**Problem:** Transcribe the entries below exactly; leave every image out.

**Material shown:**
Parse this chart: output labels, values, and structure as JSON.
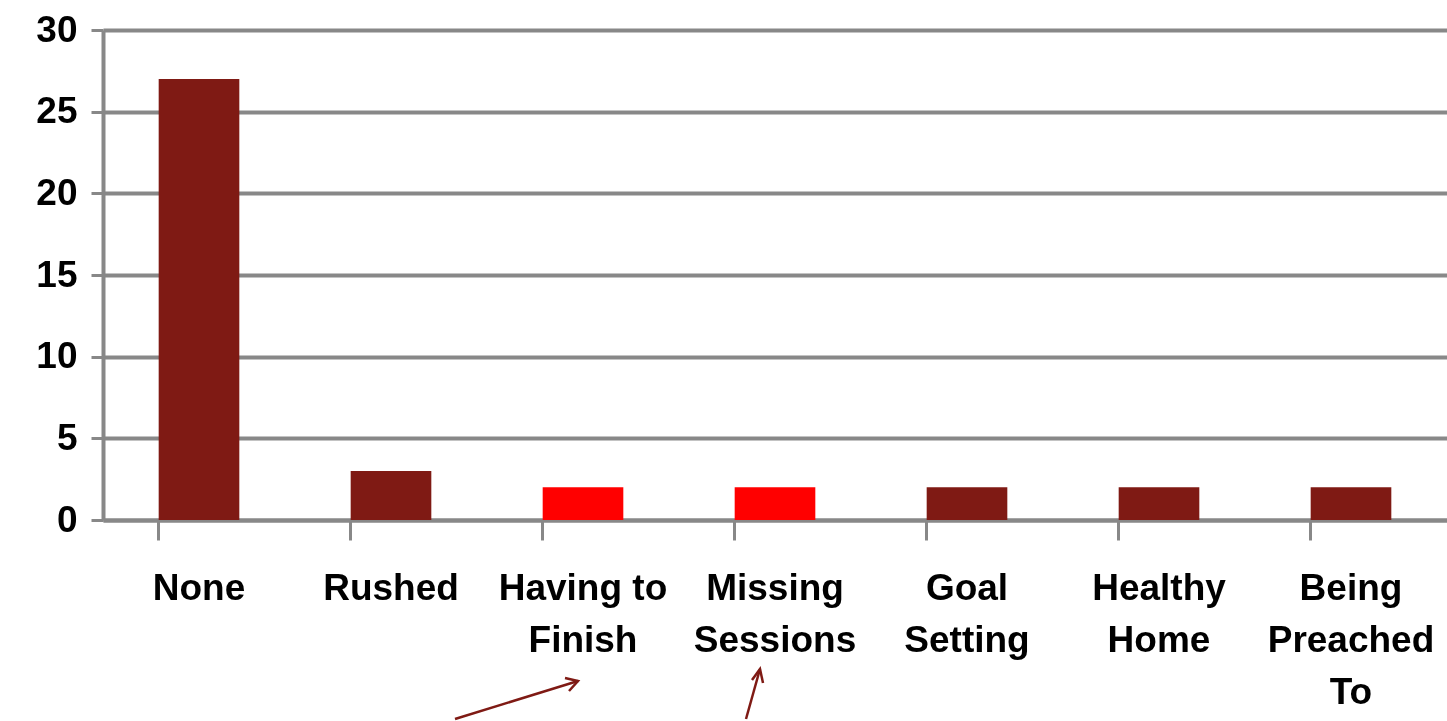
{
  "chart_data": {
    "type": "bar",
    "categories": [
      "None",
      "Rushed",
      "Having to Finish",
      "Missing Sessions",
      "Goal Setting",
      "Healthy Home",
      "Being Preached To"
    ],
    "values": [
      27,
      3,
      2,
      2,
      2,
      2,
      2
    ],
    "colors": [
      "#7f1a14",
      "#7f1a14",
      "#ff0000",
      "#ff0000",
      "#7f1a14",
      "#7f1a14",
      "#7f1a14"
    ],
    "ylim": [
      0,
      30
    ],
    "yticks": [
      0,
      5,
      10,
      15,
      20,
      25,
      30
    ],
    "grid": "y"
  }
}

**Exercise answer:**
Parse this chart: output labels, values, and structure as JSON.
{
  "chart_data": {
    "type": "bar",
    "categories": [
      "None",
      "Rushed",
      "Having to Finish",
      "Missing Sessions",
      "Goal Setting",
      "Healthy Home",
      "Being Preached To"
    ],
    "values": [
      27,
      3,
      2,
      2,
      2,
      2,
      2
    ],
    "colors": [
      "#7f1a14",
      "#7f1a14",
      "#ff0000",
      "#ff0000",
      "#7f1a14",
      "#7f1a14",
      "#7f1a14"
    ],
    "ylim": [
      0,
      30
    ],
    "yticks": [
      0,
      5,
      10,
      15,
      20,
      25,
      30
    ],
    "grid": "y"
  }
}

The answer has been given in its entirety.